[BEGIN Data shown]

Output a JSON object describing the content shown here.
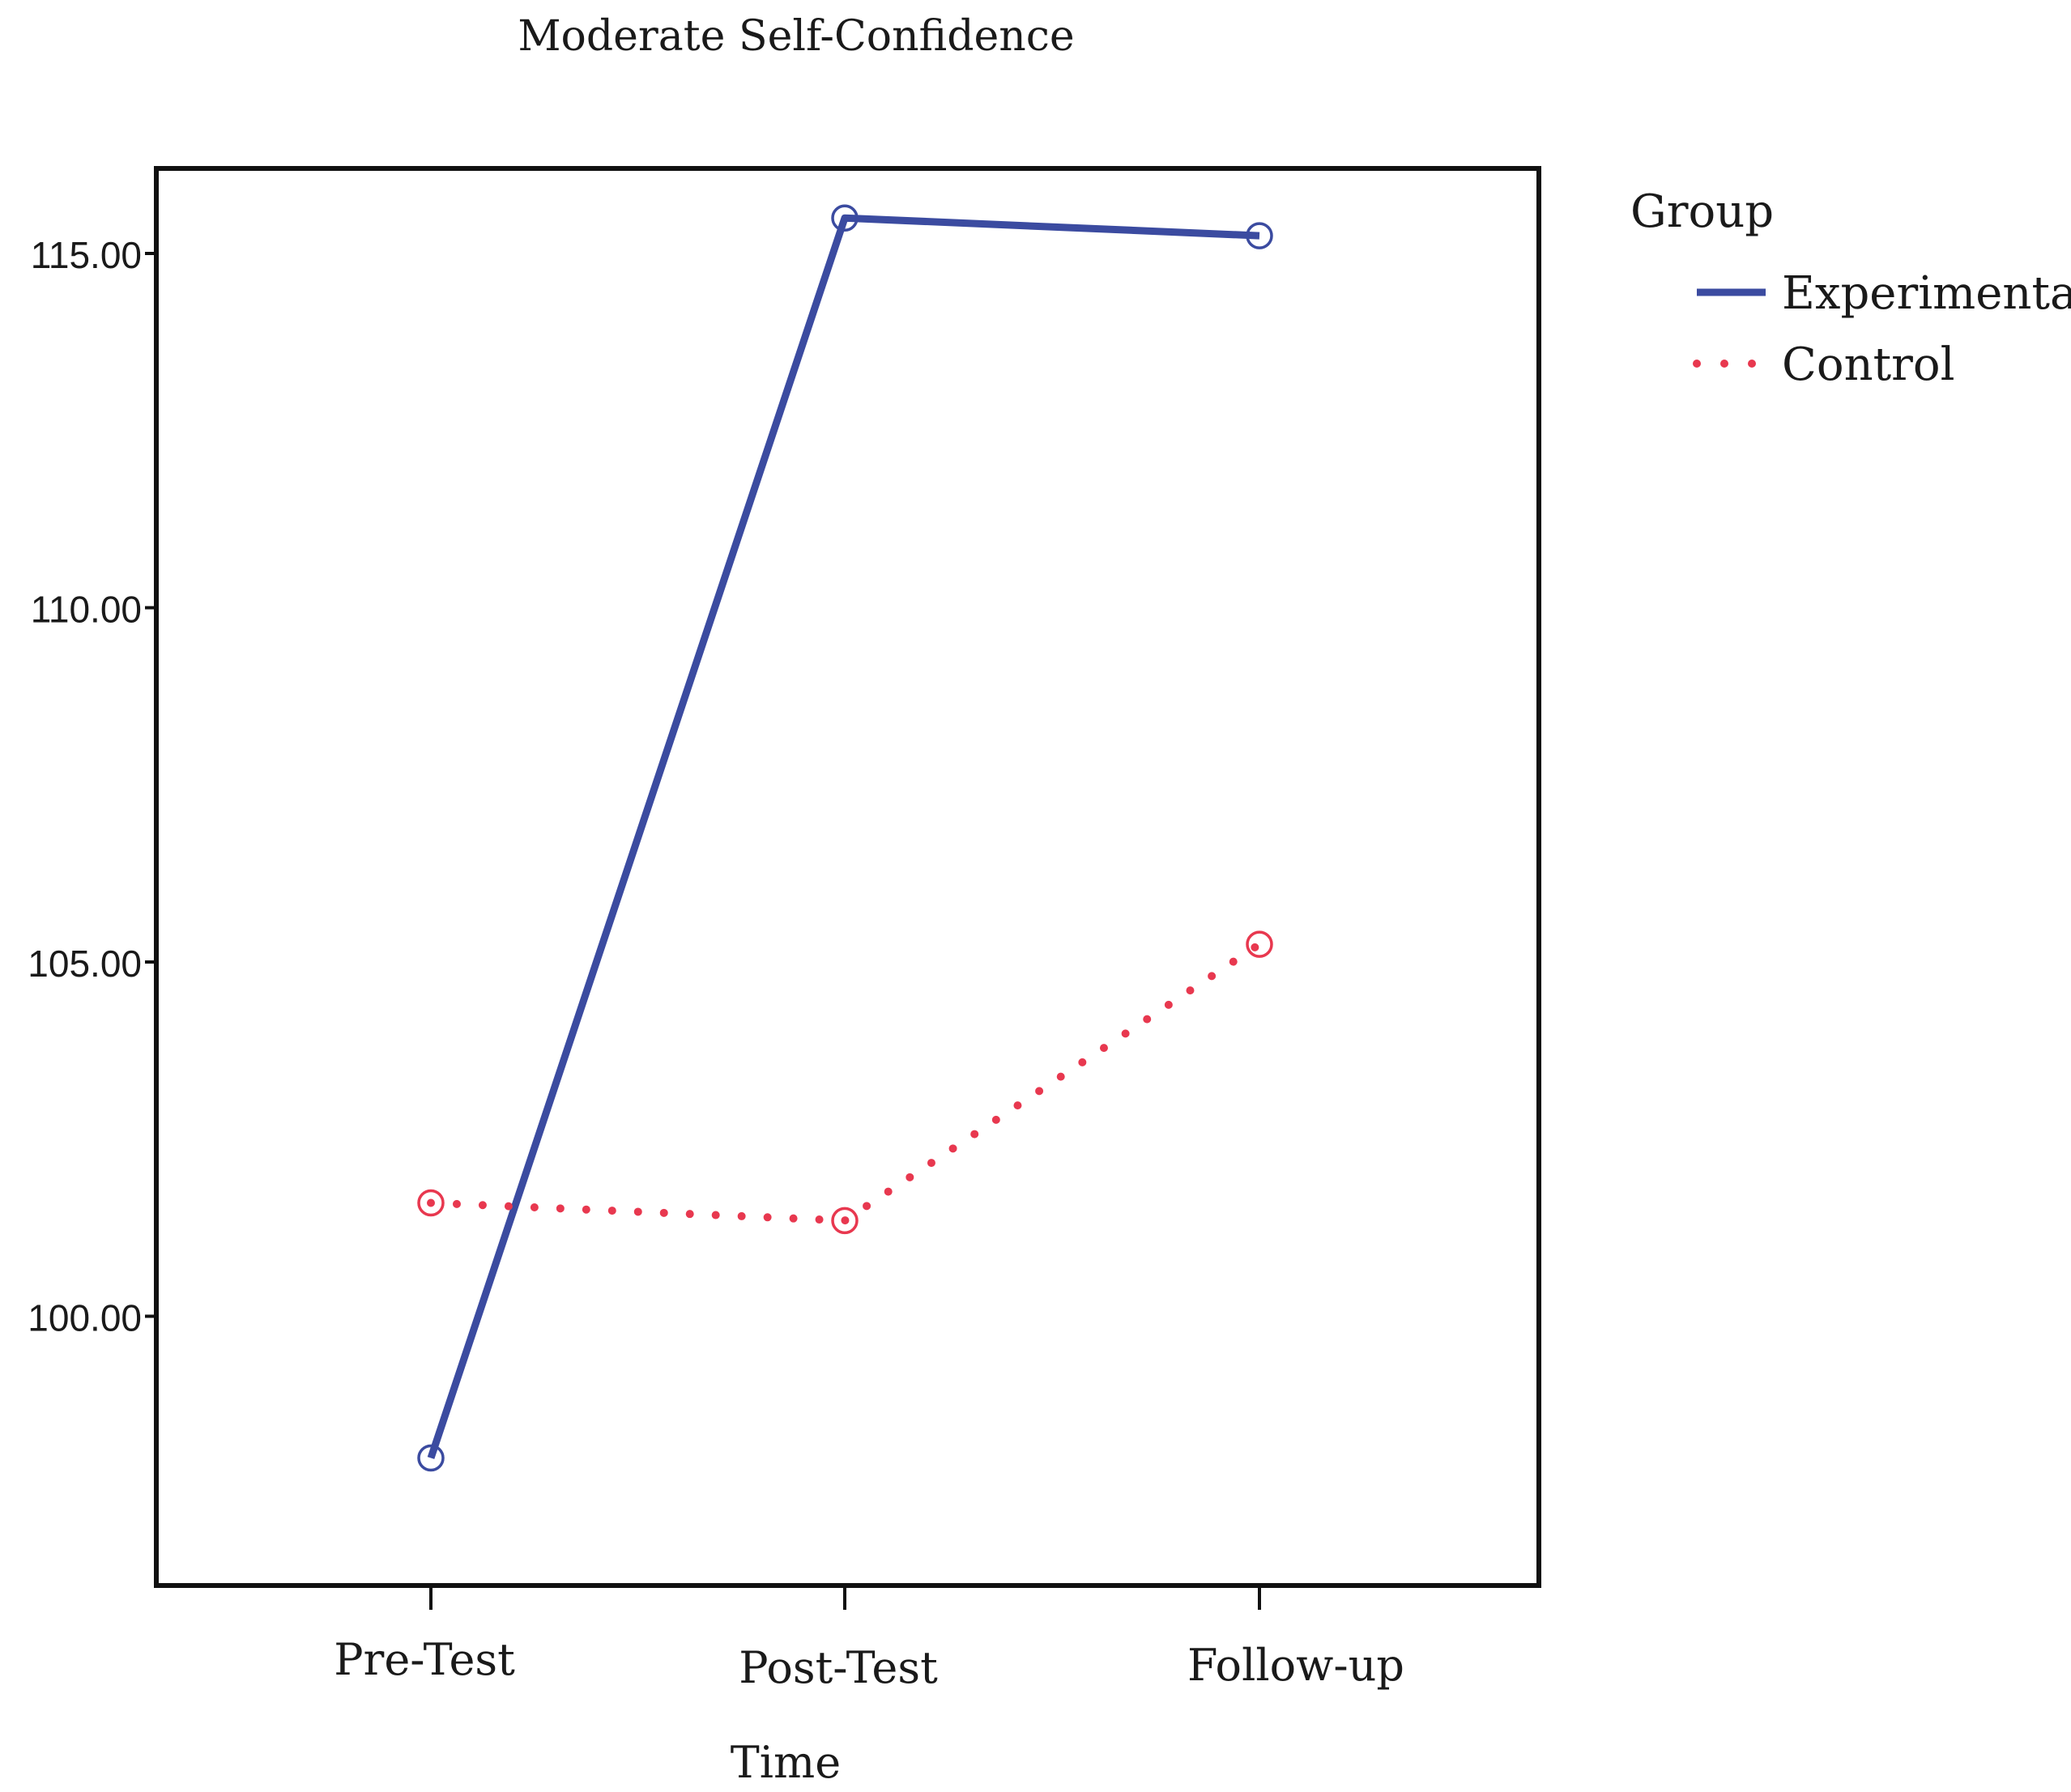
{
  "chart_data": {
    "type": "line",
    "title": "Moderate Self-Confidence",
    "xlabel": "Time",
    "ylabel": "",
    "categories": [
      "Pre-Test",
      "Post-Test",
      "Follow-up"
    ],
    "ylim": [
      96.2,
      116.2
    ],
    "yticks": [
      100,
      105,
      110,
      115
    ],
    "ytick_labels": [
      "100.00",
      "105.00",
      "110.00",
      "115.00"
    ],
    "grid": false,
    "legend": {
      "title": "Group",
      "placement": "right-top"
    },
    "series": [
      {
        "name": "Experimental",
        "values": [
          98.0,
          115.5,
          115.25
        ],
        "color": "#3b4ba0",
        "style": "solid",
        "marker": "open-circle"
      },
      {
        "name": "Control",
        "values": [
          101.6,
          101.35,
          105.25
        ],
        "color": "#e8384f",
        "style": "dotted",
        "marker": "open-circle"
      }
    ]
  }
}
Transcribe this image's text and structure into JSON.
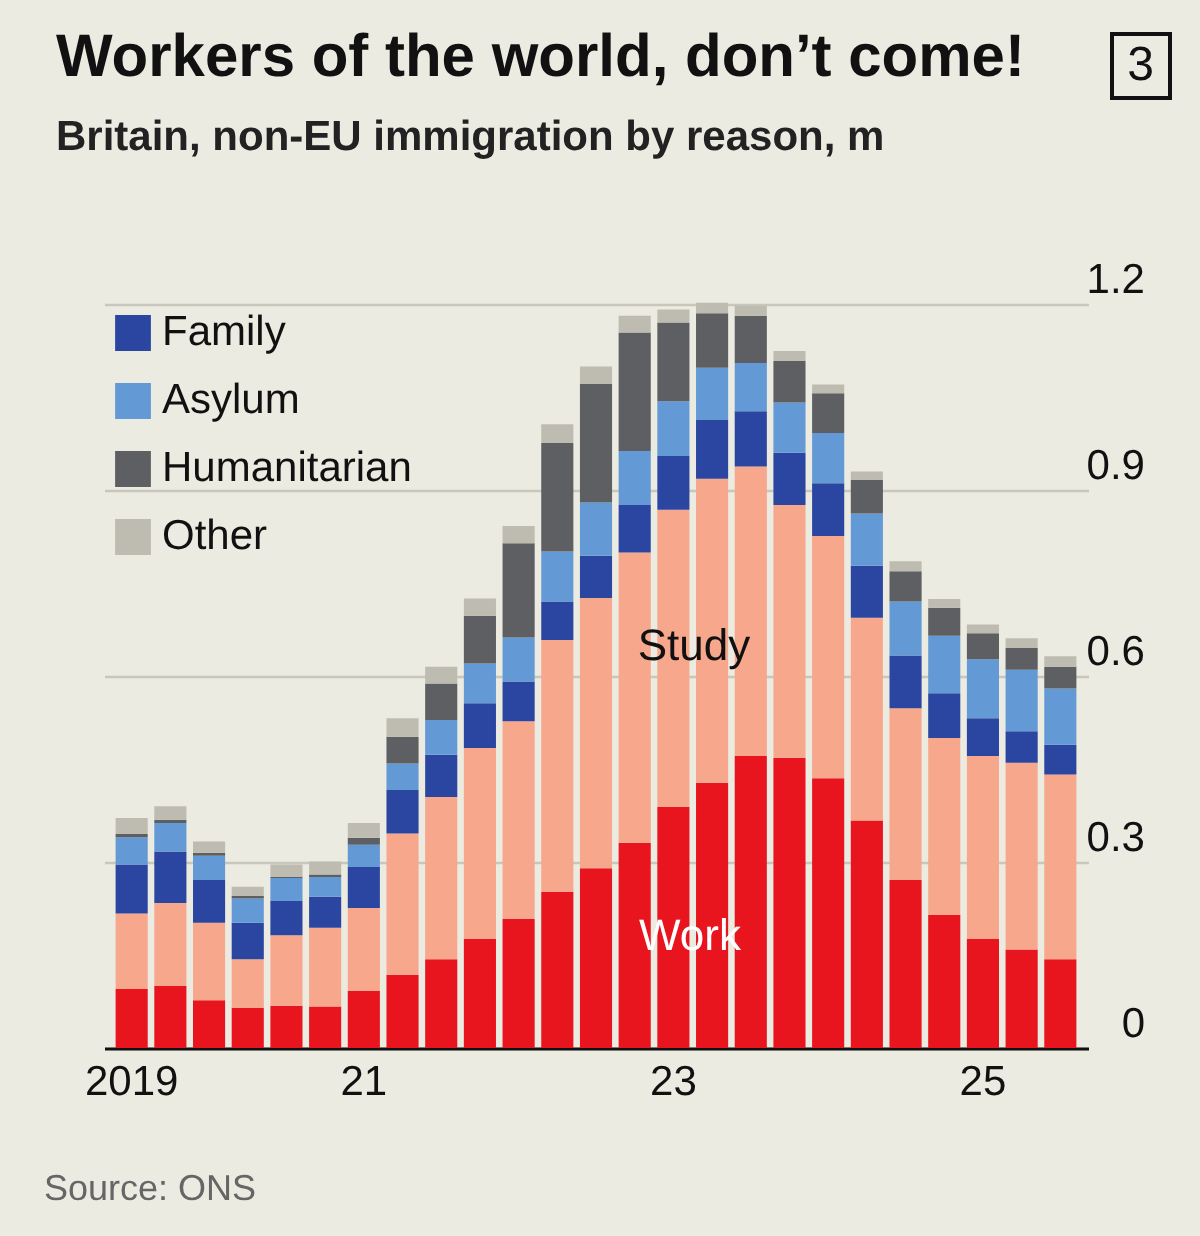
{
  "chart_data": {
    "type": "bar",
    "stacked": true,
    "title": "Workers of the world, don’t come!",
    "subtitle": "Britain, non-EU immigration by reason, m",
    "categories": [
      "2019",
      null,
      null,
      null,
      null,
      null,
      "21",
      null,
      null,
      null,
      null,
      null,
      null,
      null,
      "23",
      null,
      null,
      null,
      null,
      null,
      null,
      null,
      "25",
      null,
      null
    ],
    "series": [
      {
        "color": "#e8151f",
        "values": [
          0.095,
          0.1,
          0.077,
          0.065,
          0.068,
          0.067,
          0.092,
          0.118,
          0.143,
          0.176,
          0.208,
          0.252,
          0.29,
          0.331,
          0.389,
          0.428,
          0.471,
          0.468,
          0.435,
          0.367,
          0.271,
          0.215,
          0.176,
          0.159,
          0.143
        ]
      },
      {
        "color": "#f7a78c",
        "values": [
          0.122,
          0.134,
          0.125,
          0.078,
          0.114,
          0.127,
          0.134,
          0.228,
          0.262,
          0.308,
          0.319,
          0.406,
          0.436,
          0.468,
          0.479,
          0.49,
          0.467,
          0.408,
          0.391,
          0.327,
          0.277,
          0.285,
          0.295,
          0.301,
          0.298
        ]
      },
      {
        "name": "Family",
        "color": "#2a46a0",
        "values": [
          0.079,
          0.083,
          0.069,
          0.059,
          0.055,
          0.05,
          0.066,
          0.07,
          0.068,
          0.072,
          0.064,
          0.062,
          0.068,
          0.077,
          0.087,
          0.095,
          0.089,
          0.084,
          0.085,
          0.084,
          0.085,
          0.072,
          0.061,
          0.051,
          0.048
        ]
      },
      {
        "name": "Asylum",
        "color": "#6399d4",
        "values": [
          0.044,
          0.046,
          0.039,
          0.039,
          0.037,
          0.032,
          0.036,
          0.043,
          0.056,
          0.064,
          0.071,
          0.081,
          0.086,
          0.087,
          0.088,
          0.084,
          0.078,
          0.081,
          0.081,
          0.084,
          0.087,
          0.093,
          0.095,
          0.099,
          0.091
        ]
      },
      {
        "name": "Humanitarian",
        "color": "#5d5f62",
        "values": [
          0.005,
          0.005,
          0.005,
          0.004,
          0.002,
          0.004,
          0.011,
          0.043,
          0.059,
          0.077,
          0.152,
          0.175,
          0.191,
          0.191,
          0.127,
          0.088,
          0.076,
          0.067,
          0.064,
          0.054,
          0.049,
          0.045,
          0.042,
          0.035,
          0.035
        ]
      },
      {
        "name": "Other",
        "color": "#bebcb1",
        "values": [
          0.026,
          0.022,
          0.018,
          0.015,
          0.02,
          0.021,
          0.024,
          0.03,
          0.027,
          0.028,
          0.028,
          0.03,
          0.028,
          0.027,
          0.021,
          0.017,
          0.016,
          0.016,
          0.014,
          0.014,
          0.016,
          0.014,
          0.014,
          0.016,
          0.017
        ]
      }
    ],
    "ylim": [
      0,
      1.2
    ],
    "yticks": [
      0,
      0.3,
      0.6,
      0.9,
      1.2
    ],
    "grid": "y",
    "legend": "top left",
    "annotations": [
      "3",
      "Study",
      "Work",
      "Source: ONS"
    ]
  }
}
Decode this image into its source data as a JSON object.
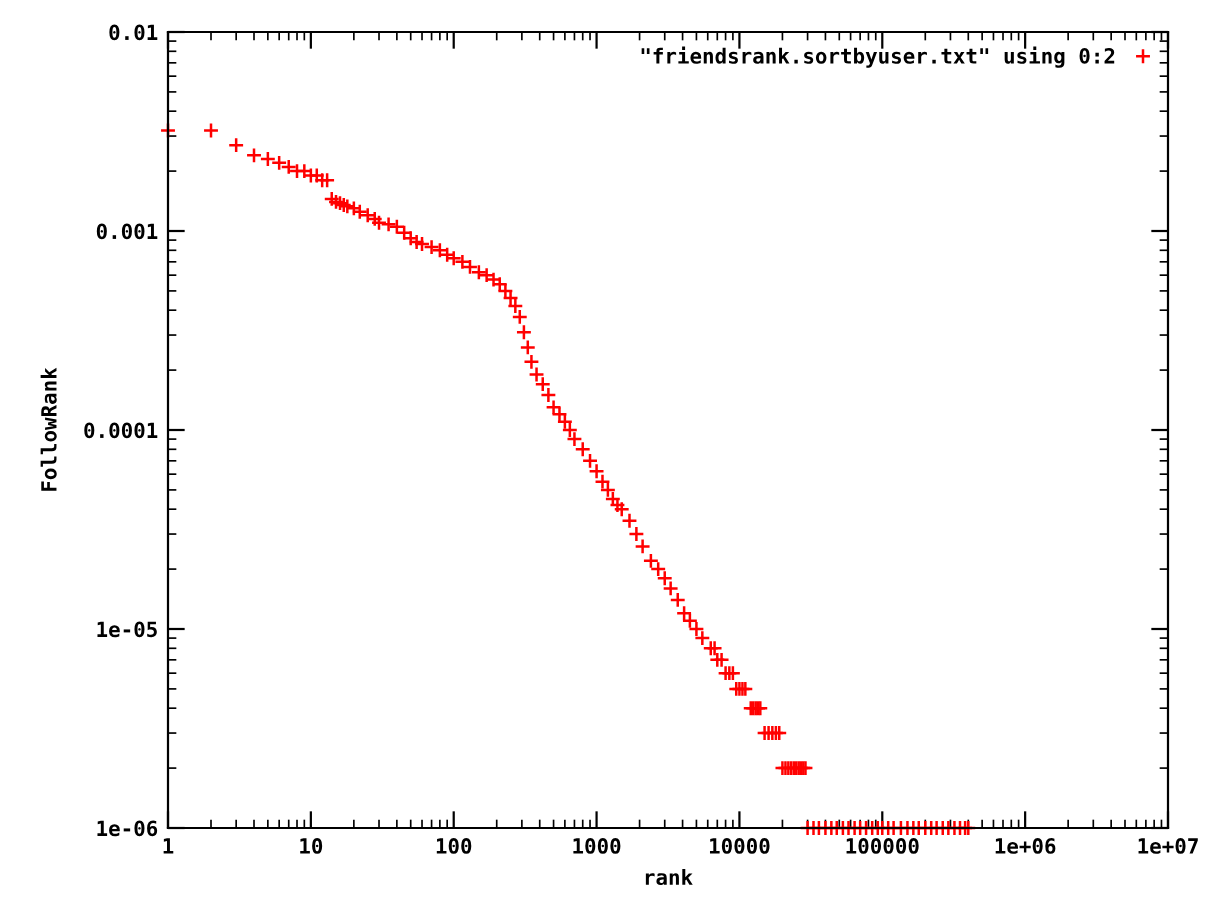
{
  "chart_data": {
    "type": "scatter",
    "xlabel": "rank",
    "ylabel": "FollowRank",
    "log": "xy",
    "grid": false,
    "legend": "top right",
    "marker": "cross",
    "xlim": [
      1,
      10000000
    ],
    "ylim": [
      1e-06,
      0.01
    ],
    "xticks": [
      1,
      10,
      100,
      1000,
      10000,
      100000,
      {
        "value": 1000000,
        "label": "1e+06"
      },
      {
        "value": 10000000,
        "label": "1e+07"
      }
    ],
    "yticks": [
      {
        "value": 1e-06,
        "label": "1e-06"
      },
      {
        "value": 1e-05,
        "label": "1e-05"
      },
      {
        "value": 0.0001,
        "label": "0.0001"
      },
      {
        "value": 0.001,
        "label": "0.001"
      },
      {
        "value": 0.01,
        "label": "0.01"
      }
    ],
    "series": [
      {
        "name": "\"friendsrank.sortbyuser.txt\" using 0:2",
        "color": "#ff0000",
        "x": [
          1,
          2,
          3,
          4,
          5,
          6,
          7,
          8,
          9,
          10,
          11,
          12,
          13,
          14,
          15,
          16,
          17,
          18,
          20,
          22,
          25,
          28,
          30,
          35,
          40,
          45,
          50,
          55,
          60,
          70,
          80,
          90,
          100,
          115,
          130,
          150,
          170,
          190,
          210,
          230,
          250,
          270,
          290,
          310,
          330,
          350,
          380,
          420,
          460,
          500,
          550,
          600,
          650,
          700,
          800,
          900,
          1000,
          1100,
          1200,
          1300,
          1400,
          1500,
          1700,
          1900,
          2100,
          2400,
          2700,
          3000,
          3300,
          3700,
          4100,
          4500,
          5000,
          5500,
          6300,
          6700,
          7000,
          7500,
          8000,
          8500,
          9000,
          9500,
          10000,
          10500,
          11000,
          12000,
          12500,
          13000,
          13500,
          14000,
          15000,
          16000,
          17000,
          18000,
          19000,
          20000,
          21000,
          22000,
          23000,
          24000,
          25000,
          26000,
          27000,
          28000,
          29000,
          30000,
          33000,
          36000,
          40000,
          44000,
          48000,
          53000,
          58000,
          64000,
          70000,
          77000,
          85000,
          93000,
          100000,
          110000,
          120000,
          135000,
          150000,
          165000,
          180000,
          200000,
          220000,
          240000,
          265000,
          290000,
          320000,
          350000,
          380000,
          400000
        ],
        "values": [
          0.0032,
          0.0032,
          0.0027,
          0.0024,
          0.0023,
          0.0022,
          0.0021,
          0.002,
          0.002,
          0.0019,
          0.0019,
          0.0018,
          0.0018,
          0.00145,
          0.0014,
          0.00138,
          0.00135,
          0.00133,
          0.0013,
          0.00125,
          0.0012,
          0.00115,
          0.0011,
          0.00108,
          0.00105,
          0.00098,
          0.00092,
          0.00088,
          0.00086,
          0.00083,
          0.0008,
          0.00076,
          0.00073,
          0.0007,
          0.00066,
          0.00062,
          0.0006,
          0.00057,
          0.00054,
          0.0005,
          0.00046,
          0.00042,
          0.00037,
          0.00031,
          0.00026,
          0.00022,
          0.00019,
          0.00017,
          0.00015,
          0.00013,
          0.00012,
          0.00011,
          0.0001,
          9e-05,
          8e-05,
          7e-05,
          6.2e-05,
          5.5e-05,
          5e-05,
          4.5e-05,
          4.2e-05,
          4e-05,
          3.5e-05,
          3e-05,
          2.6e-05,
          2.2e-05,
          2e-05,
          1.8e-05,
          1.6e-05,
          1.4e-05,
          1.2e-05,
          1.1e-05,
          1e-05,
          9e-06,
          8e-06,
          8e-06,
          7e-06,
          7e-06,
          6e-06,
          6e-06,
          6e-06,
          5e-06,
          5e-06,
          5e-06,
          5e-06,
          4e-06,
          4e-06,
          4e-06,
          4e-06,
          4e-06,
          3e-06,
          3e-06,
          3e-06,
          3e-06,
          3e-06,
          2e-06,
          2e-06,
          2e-06,
          2e-06,
          2e-06,
          2e-06,
          2e-06,
          2e-06,
          2e-06,
          2e-06,
          1e-06,
          1e-06,
          1e-06,
          1e-06,
          1e-06,
          1e-06,
          1e-06,
          1e-06,
          1e-06,
          1e-06,
          1e-06,
          1e-06,
          1e-06,
          1e-06,
          1e-06,
          1e-06,
          1e-06,
          1e-06,
          1e-06,
          1e-06,
          1e-06,
          1e-06,
          1e-06,
          1e-06,
          1e-06,
          1e-06,
          1e-06,
          1e-06,
          1e-06
        ]
      }
    ]
  }
}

[END Data shown]

Find the string "this" in the entries above and return each line that holds it.

### Finished answer
Transcribe this image's text and structure into JSON.
Decode this image into its source data as a JSON object.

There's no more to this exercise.